§ Records from a data collection:
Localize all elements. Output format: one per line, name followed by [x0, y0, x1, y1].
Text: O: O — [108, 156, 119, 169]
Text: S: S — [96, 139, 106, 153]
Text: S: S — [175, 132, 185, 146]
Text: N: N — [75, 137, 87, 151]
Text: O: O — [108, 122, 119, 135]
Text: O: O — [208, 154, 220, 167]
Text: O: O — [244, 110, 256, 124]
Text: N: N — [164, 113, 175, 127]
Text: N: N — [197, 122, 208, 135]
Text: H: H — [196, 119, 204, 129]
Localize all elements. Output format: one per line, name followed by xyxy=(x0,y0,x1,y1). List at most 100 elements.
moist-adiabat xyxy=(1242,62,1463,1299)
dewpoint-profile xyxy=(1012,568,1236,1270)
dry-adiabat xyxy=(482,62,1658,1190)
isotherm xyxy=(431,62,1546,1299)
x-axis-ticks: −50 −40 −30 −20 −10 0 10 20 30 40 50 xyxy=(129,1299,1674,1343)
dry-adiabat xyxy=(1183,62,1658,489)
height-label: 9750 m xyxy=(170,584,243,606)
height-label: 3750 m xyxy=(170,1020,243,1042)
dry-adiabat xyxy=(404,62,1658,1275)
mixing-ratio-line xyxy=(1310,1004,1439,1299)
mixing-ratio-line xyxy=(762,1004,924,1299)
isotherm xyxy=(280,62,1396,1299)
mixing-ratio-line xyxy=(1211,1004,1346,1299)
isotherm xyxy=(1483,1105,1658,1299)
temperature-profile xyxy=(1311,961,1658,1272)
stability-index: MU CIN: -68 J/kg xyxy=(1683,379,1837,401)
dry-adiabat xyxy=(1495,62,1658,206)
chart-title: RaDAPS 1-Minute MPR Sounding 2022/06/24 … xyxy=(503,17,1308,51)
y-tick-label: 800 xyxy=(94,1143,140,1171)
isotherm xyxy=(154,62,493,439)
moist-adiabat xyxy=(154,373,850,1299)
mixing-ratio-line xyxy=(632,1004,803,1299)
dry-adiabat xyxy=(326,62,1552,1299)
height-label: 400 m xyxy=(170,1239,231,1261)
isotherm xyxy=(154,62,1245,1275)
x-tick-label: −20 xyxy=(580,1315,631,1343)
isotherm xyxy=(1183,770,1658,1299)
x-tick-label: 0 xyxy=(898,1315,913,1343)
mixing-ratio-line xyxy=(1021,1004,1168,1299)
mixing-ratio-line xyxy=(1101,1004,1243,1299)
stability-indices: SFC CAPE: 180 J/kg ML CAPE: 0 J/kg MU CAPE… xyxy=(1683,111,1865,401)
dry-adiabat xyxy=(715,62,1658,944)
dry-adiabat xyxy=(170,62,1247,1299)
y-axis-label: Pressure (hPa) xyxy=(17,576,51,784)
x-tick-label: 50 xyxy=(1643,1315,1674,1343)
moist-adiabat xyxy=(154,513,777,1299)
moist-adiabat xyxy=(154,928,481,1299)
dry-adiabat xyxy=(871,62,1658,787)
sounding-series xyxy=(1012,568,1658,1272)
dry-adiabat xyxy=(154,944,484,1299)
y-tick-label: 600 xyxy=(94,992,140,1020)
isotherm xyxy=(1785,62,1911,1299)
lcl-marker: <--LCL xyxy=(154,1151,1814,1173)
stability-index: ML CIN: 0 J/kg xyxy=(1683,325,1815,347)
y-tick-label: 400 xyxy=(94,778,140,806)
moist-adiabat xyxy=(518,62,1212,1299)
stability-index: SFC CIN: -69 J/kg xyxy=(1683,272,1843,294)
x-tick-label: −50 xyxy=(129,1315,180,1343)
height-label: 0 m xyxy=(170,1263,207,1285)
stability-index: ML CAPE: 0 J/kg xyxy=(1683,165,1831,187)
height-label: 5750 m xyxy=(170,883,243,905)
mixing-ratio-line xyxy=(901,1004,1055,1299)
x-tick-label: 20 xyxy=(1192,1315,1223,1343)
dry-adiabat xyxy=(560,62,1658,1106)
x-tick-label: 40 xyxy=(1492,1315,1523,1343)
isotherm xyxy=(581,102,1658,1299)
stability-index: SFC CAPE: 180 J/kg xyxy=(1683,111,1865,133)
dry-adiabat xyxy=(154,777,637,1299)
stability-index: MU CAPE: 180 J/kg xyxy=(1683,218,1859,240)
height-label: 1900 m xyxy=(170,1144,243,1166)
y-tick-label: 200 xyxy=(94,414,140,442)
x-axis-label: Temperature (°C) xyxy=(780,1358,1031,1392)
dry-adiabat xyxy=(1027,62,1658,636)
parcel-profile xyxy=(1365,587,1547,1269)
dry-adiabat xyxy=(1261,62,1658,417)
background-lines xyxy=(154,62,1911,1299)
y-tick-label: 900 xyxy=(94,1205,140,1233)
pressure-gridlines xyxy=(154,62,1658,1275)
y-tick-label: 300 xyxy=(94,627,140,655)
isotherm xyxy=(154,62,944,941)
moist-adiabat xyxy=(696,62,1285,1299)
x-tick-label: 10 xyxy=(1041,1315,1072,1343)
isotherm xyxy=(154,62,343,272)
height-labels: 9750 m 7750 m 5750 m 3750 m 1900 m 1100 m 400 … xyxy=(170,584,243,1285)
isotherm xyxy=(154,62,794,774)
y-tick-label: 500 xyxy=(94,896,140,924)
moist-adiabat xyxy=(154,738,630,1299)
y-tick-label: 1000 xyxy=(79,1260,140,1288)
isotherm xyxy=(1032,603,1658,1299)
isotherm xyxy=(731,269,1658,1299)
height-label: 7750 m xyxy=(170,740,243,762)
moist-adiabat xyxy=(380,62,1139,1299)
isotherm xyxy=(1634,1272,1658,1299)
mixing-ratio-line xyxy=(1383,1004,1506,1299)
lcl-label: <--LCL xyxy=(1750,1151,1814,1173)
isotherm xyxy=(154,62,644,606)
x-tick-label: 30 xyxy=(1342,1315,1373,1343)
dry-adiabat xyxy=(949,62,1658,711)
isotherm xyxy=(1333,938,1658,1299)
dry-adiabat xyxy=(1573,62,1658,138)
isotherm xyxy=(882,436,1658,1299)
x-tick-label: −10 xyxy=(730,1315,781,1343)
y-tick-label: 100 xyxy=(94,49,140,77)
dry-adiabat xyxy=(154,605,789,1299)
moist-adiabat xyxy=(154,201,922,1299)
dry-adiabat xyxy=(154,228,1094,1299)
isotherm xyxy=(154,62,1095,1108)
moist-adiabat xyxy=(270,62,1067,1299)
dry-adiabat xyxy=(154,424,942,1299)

§ Task description:
From the items above, extract each line in which the string "name" appears.

§ Result:
Localize all elements. Output format: one per line, name followed by [x0, y0, x1, y1].
Localize all elements. Output format: one per line, name followed by xyxy=(x0,y0,x1,y1). List at most 100 elements.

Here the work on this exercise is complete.